Recorded data >>
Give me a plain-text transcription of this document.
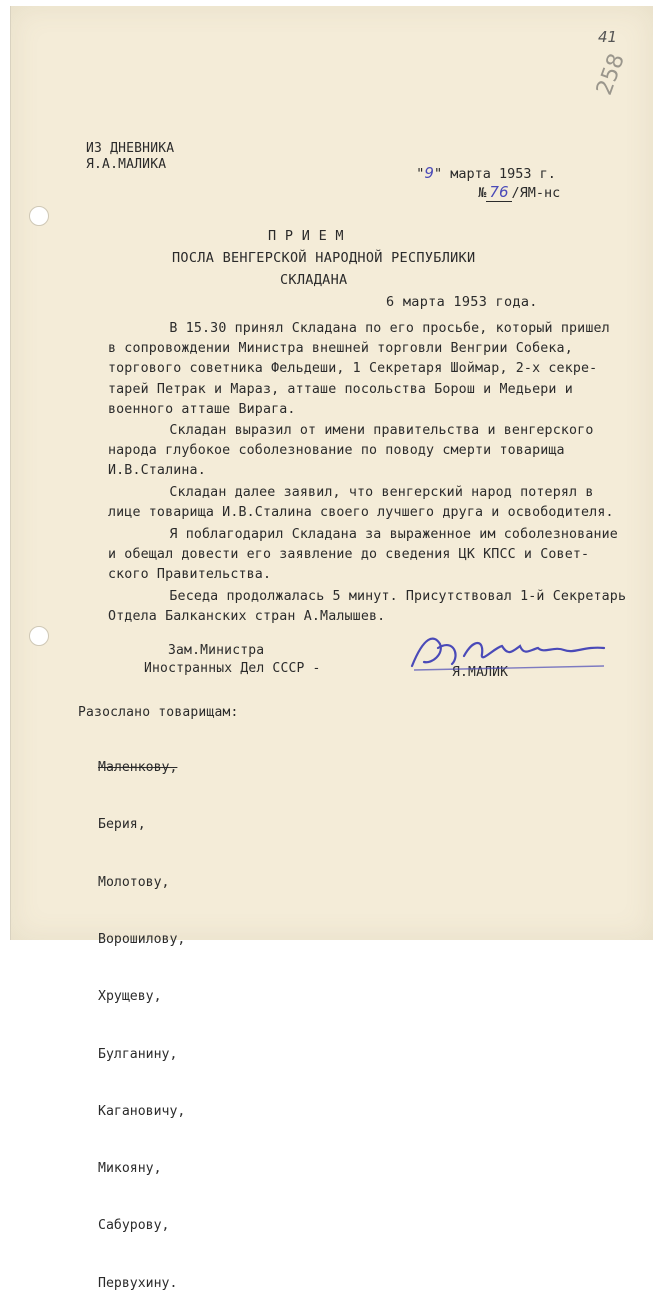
41
258
ИЗ ДНЕВНИКА
Я.А.МАЛИКА

"9" марта 1953 г.

№ 76 /ЯМ-нс

П Р И Е М
ПОСЛА ВЕНГЕРСКОЙ НАРОДНОЙ РЕСПУБЛИКИ
СКЛАДАНА
6 марта 1953 года.
В 15.30 принял Складана по его просьбе, который пришел
в сопровождении Министра внешней торговли Венгрии Собека,
торгового советника Фельдеши, 1 Секретаря Шоймар, 2-х секре-
тарей Петрак и Мараз, атташе посольства Борош и Медьери и
военного атташе Вирага.
Складан выразил от имени правительства и венгерского
народа глубокое соболезнование по поводу смерти товарища
И.В.Сталина.
Складан далее заявил, что венгерский народ потерял в
лице товарища И.В.Сталина своего лучшего друга и освободителя.
Я поблагодарил Складана за выраженное им соболезнование
и обещал довести его заявление до сведения ЦК КПСС и Совет-
ского Правительства.
Беседа продолжалась 5 минут. Присутствовал 1-й Секретарь
Отдела Балканских стран А.Малышев.
Зам.Министра
Иностранных Дел СССР -	Я.МАЛИК
Разослано товарищам:

Маленкову,

Берия,

Молотову,

Ворошилову,

Хрущеву,

Булганину,

Кагановичу,

Микояну,

Сабурову,

Первухину.
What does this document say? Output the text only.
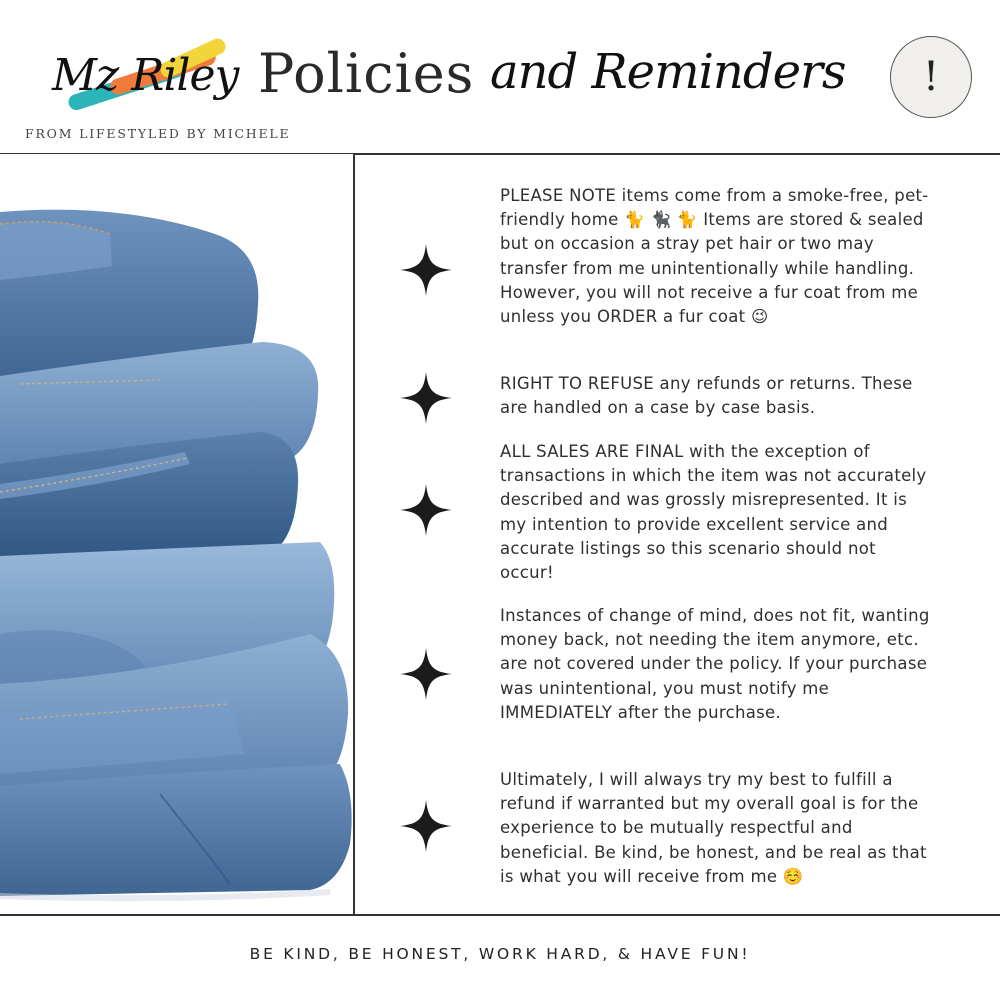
Mz Riley Policies and Reminders
FROM LIFESTYLED BY MICHELE
!

PLEASE NOTE items come from a smoke-free, pet-friendly home 🐈 🐈‍⬛ 🐈 Items are stored & sealed but on occasion a stray pet hair or two may transfer from me unintentionally while handling. However, you will not receive a fur coat from me unless you ORDER a fur coat 😉

RIGHT TO REFUSE any refunds or returns. These are handled on a case by case basis.

ALL SALES ARE FINAL with the exception of transactions in which the item was not accurately described and was grossly misrepresented. It is my intention to provide excellent service and accurate listings so this scenario should not occur!

Instances of change of mind, does not fit, wanting money back, not needing the item anymore, etc. are not covered under the policy. If your purchase was unintentional, you must notify me IMMEDIATELY after the purchase.

Ultimately, I will always try my best to fulfill a refund if warranted but my overall goal is for the experience to be mutually respectful and beneficial. Be kind, be honest, and be real as that is what you will receive from me ☺️

BE KIND, BE HONEST, WORK HARD, & HAVE FUN!
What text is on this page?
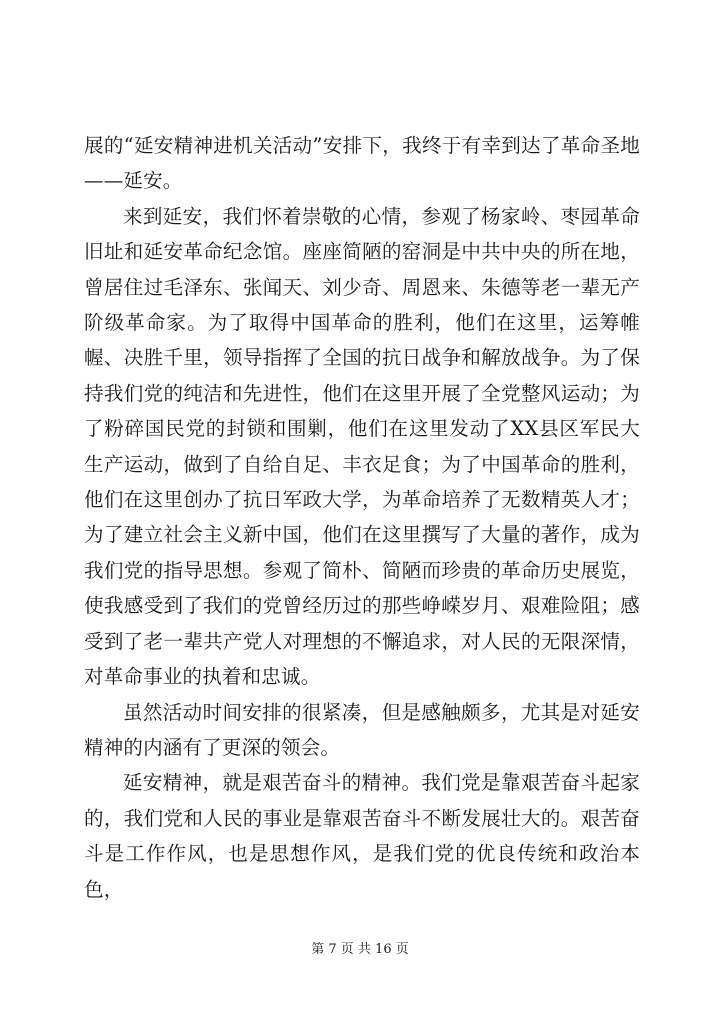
展的“延安精神进机关活动”安排下，我终于有幸到达了革命圣地——延安。

来到延安，我们怀着崇敬的心情，参观了杨家岭、枣园革命旧址和延安革命纪念馆。座座简陋的窑洞是中共中央的所在地，曾居住过毛泽东、张闻天、刘少奇、周恩来、朱德等老一辈无产阶级革命家。为了取得中国革命的胜利，他们在这里，运筹帷幄、决胜千里，领导指挥了全国的抗日战争和解放战争。为了保持我们党的纯洁和先进性，他们在这里开展了全党整风运动；为了粉碎国民党的封锁和围剿，他们在这里发动了XX县区军民大生产运动，做到了自给自足、丰衣足食；为了中国革命的胜利，他们在这里创办了抗日军政大学，为革命培养了无数精英人才；为了建立社会主义新中国，他们在这里撰写了大量的著作，成为我们党的指导思想。参观了简朴、简陋而珍贵的革命历史展览，使我感受到了我们的党曾经历过的那些峥嵘岁月、艰难险阻；感受到了老一辈共产党人对理想的不懈追求，对人民的无限深情，对革命事业的执着和忠诚。

虽然活动时间安排的很紧凑，但是感触颇多，尤其是对延安精神的内涵有了更深的领会。

延安精神，就是艰苦奋斗的精神。我们党是靠艰苦奋斗起家的，我们党和人民的事业是靠艰苦奋斗不断发展壮大的。艰苦奋斗是工作作风，也是思想作风，是我们党的优良传统和政治本色，

第 7 页 共 16 页
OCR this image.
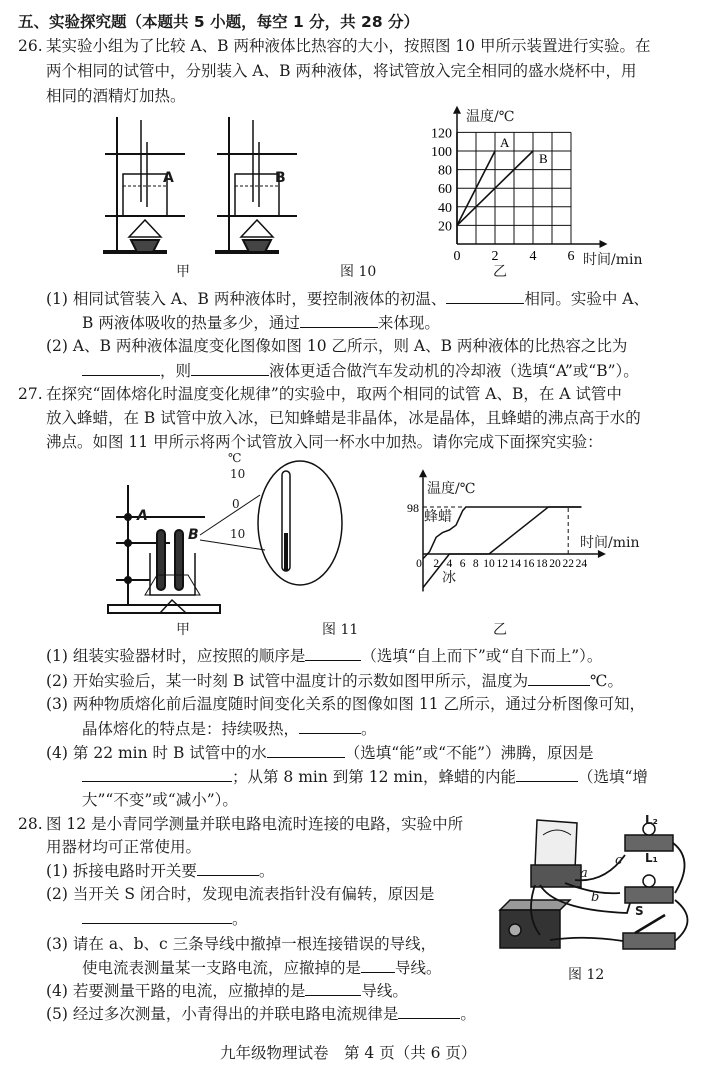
五、实验探究题（本题共 5 小题，每空 1 分，共 28 分）
26. 某实验小组为了比较 A、B 两种液体比热容的大小，按照图 10 甲所示装置进行实验。在
两个相同的试管中，分别装入 A、B 两种液体，将试管放入完全相同的盛水烧杯中，用
相同的酒精灯加热。
A	B
甲	图 10	乙
20
40
60
80
100
120
0 2 4 6
A
B
温度/℃
时间/min
(1) 相同试管装入 A、B 两种液体时，要控制液体的初温、	相同。实验中 A、
B 两液体吸收的热量多少，通过	来体现。
(2) A、B 两种液体温度变化图像如图 10 乙所示，则 A、B 两种液体的比热容之比为
，则	液体更适合做汽车发动机的冷却液（选填“A”或“B”）。
27. 在探究“固体熔化时温度变化规律”的实验中，取两个相同的试管 A、B，在 A 试管中
放入蜂蜡，在 B 试管中放入冰，已知蜂蜡是非晶体，冰是晶体，且蜂蜡的沸点高于水的
沸点。如图 11 甲所示将两个试管放入同一杯水中加热。请你完成下面探究实验：
A
B
℃
10
0
10
甲	图 11	乙
0 2 4 6 8 10 12 14 16 18 20 22 24
98
温度/℃
时间/min
蜂蜡
冰
(1) 组装实验器材时，应按照的顺序是	（选填“自上而下”或“自下而上”）。
(2) 开始实验后，某一时刻 B 试管中温度计的示数如图甲所示，温度为	℃。
(3) 两种物质熔化前后温度随时间变化关系的图像如图 11 乙所示，通过分析图像可知，
晶体熔化的特点是：持续吸热，	。
(4) 第 22 min 时 B 试管中的水	（选填“能”或“不能”）沸腾，原因是
；从第 8 min 到第 12 min，蜂蜡的内能	（选填“增
大”“不变”或“减小”）。
28. 图 12 是小青同学测量并联电路电流时连接的电路，实验中所
用器材均可正常使用。
(1) 拆接电路时开关要	。
(2) 当开关 S 闭合时，发现电流表指针没有偏转，原因是
。
(3) 请在 a、b、c 三条导线中撤掉一根连接错误的导线，
使电流表测量某一支路电流，应撤掉的是 导线。
(4) 若要测量干路的电流，应撤掉的是	导线。
(5) 经过多次测量，小青得出的并联电路电流规律是	。
L₂
L₁
S
a
b
c
图 12
九年级物理试卷　第 4 页（共 6 页）
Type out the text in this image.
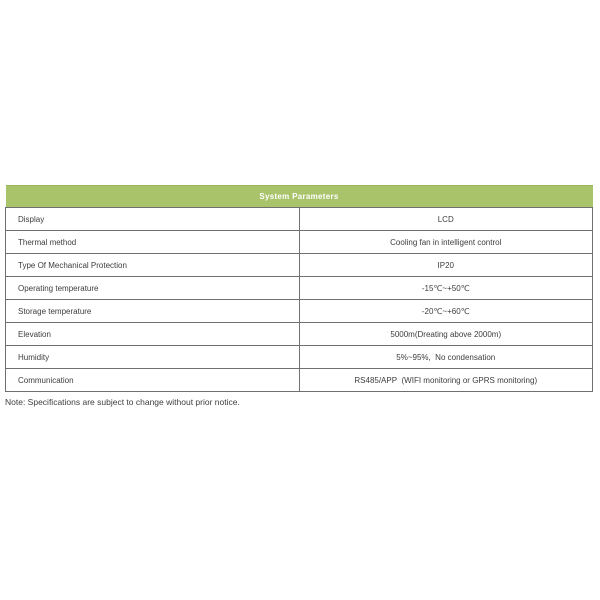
System Parameters	
Display	LCD
Thermal method	Cooling fan in intelligent control
Type Of Mechanical Protection	IP20
Operating temperature	-15℃~+50℃
Storage temperature	-20℃~+60℃
Elevation	5000m(Dreating above 2000m)
Humidity	5%~95%,  No condensation
Communication	RS485/APP  (WIFI monitoring or GPRS monitoring)
Note: Specifications are subject to change without prior notice.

WORK TO COMPLETE >>
Give back only a number, the number of lines where the string "应撤掉的是" occurs.

ANSWER TO THE PROBLEM >>
2